Stored records:
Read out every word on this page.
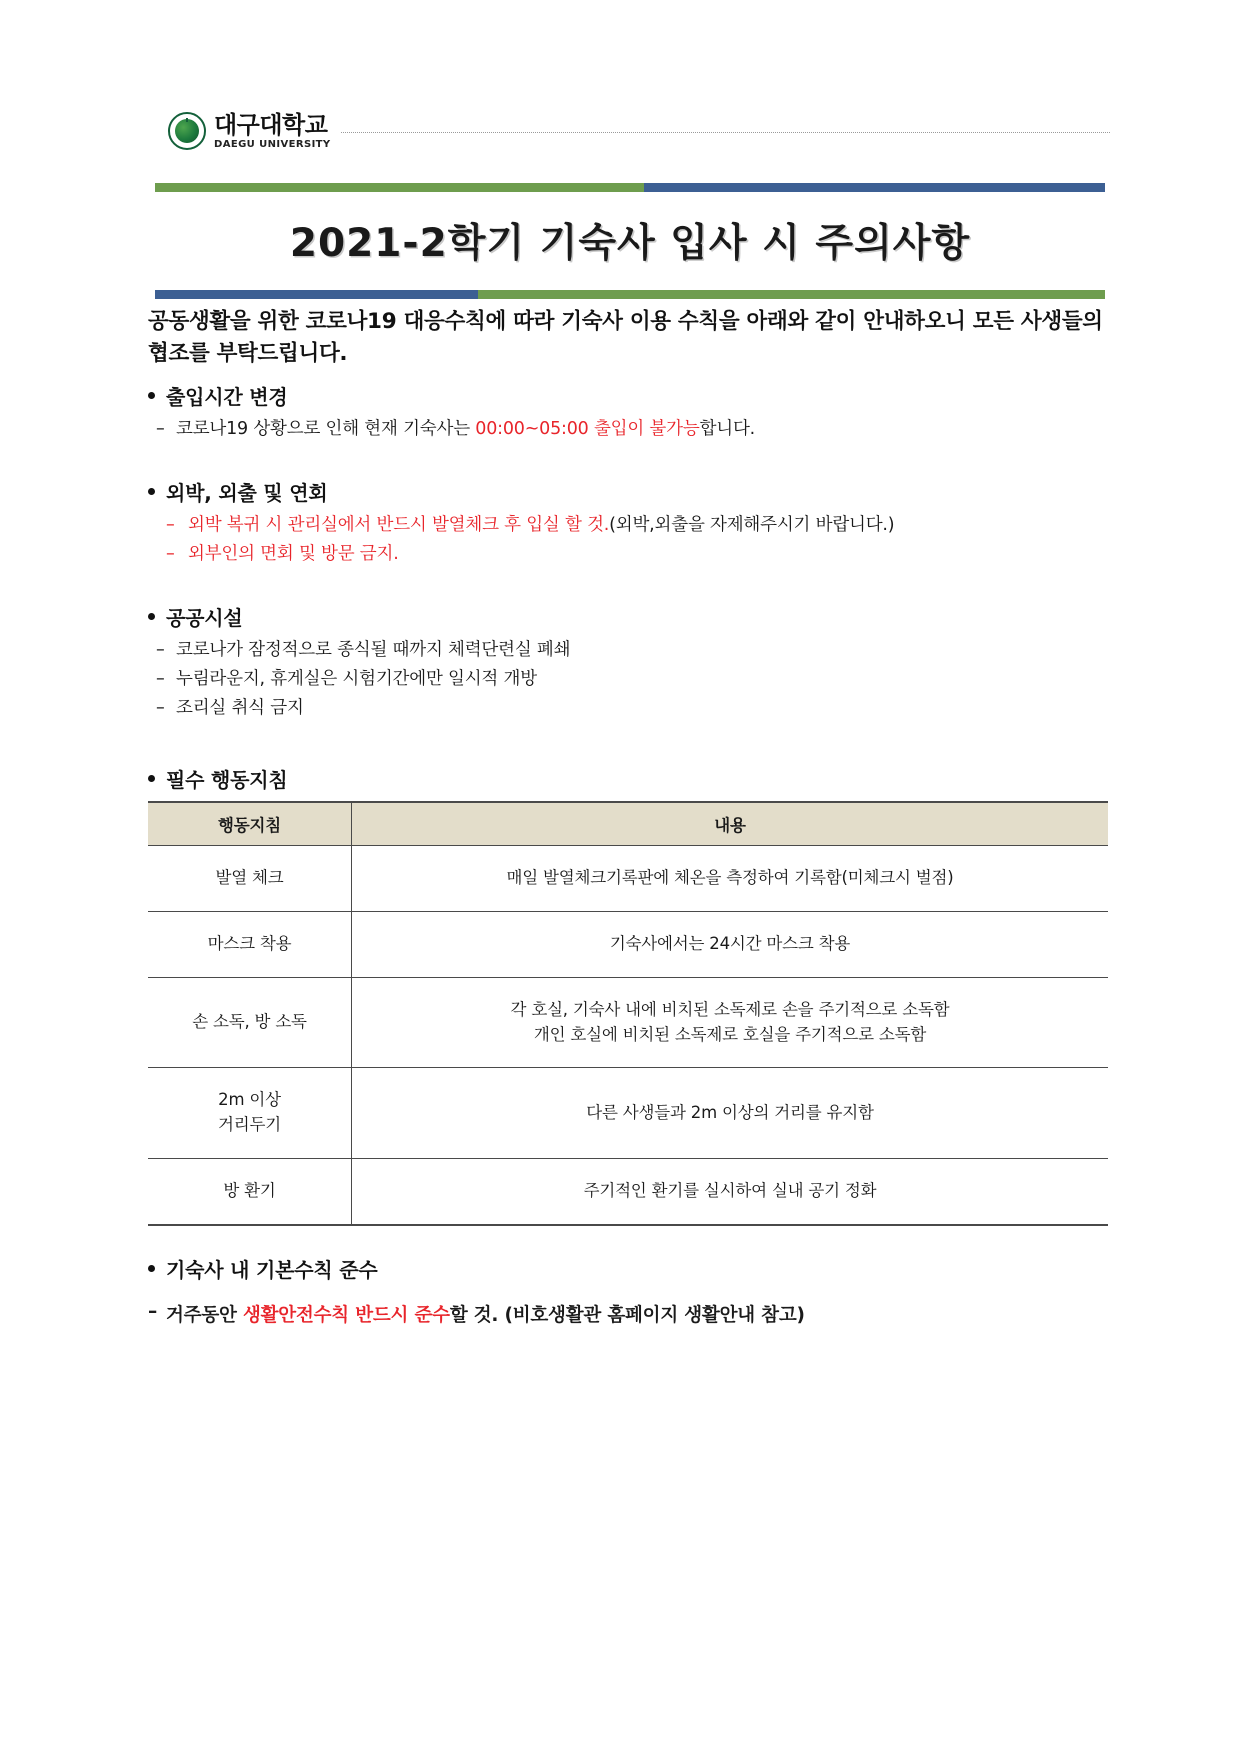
대구대학교
DAEGU UNIVERSITY
2021-2학기 기숙사 입사 시 주의사항

공동생활을 위한 코로나19 대응수칙에 따라 기숙사 이용 수칙을 아래와 같이 안내하오니 모든 사생들의 협조를 부탁드립니다.

출입시간 변경

– 코로나19 상황으로 인해 현재 기숙사는 00:00~05:00 출입이 불가능합니다.

외박, 외출 및 연회

– 외박 복귀 시 관리실에서 반드시 발열체크 후 입실 할 것.(외박,외출을 자제해주시기 바랍니다.)

– 외부인의 면회 및 방문 금지.

공공시설

– 코로나가 잠정적으로 종식될 때까지 체력단련실 폐쇄

– 누림라운지, 휴게실은 시험기간에만 일시적 개방

– 조리실 취식 금지

필수 행동지침
행동지침	내용
발열 체크	매일 발열체크기록판에 체온을 측정하여 기록함(미체크시 벌점)
마스크 착용	기숙사에서는 24시간 마스크 착용
손 소독, 방 소독	각 호실, 기숙사 내에 비치된 소독제로 손을 주기적으로 소독함
개인 호실에 비치된 소독제로 호실을 주기적으로 소독함

2m 이상
거리두기	다른 사생들과 2m 이상의 거리를 유지함
방 환기	주기적인 환기를 실시하여 실내 공기 정화
기숙사 내 기본수칙 준수

– 거주동안 생활안전수칙 반드시 준수할 것. (비호생활관 홈페이지 생활안내 참고)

Problem statement:
Pick out every line with the string "소독제로" and copy it.

The response:
손 소독, 방 소독	각 호실, 기숙사 내에 비치된 소독제로 손을 주기적으로 소독함
개인 호실에 비치된 소독제로 호실을 주기적으로 소독함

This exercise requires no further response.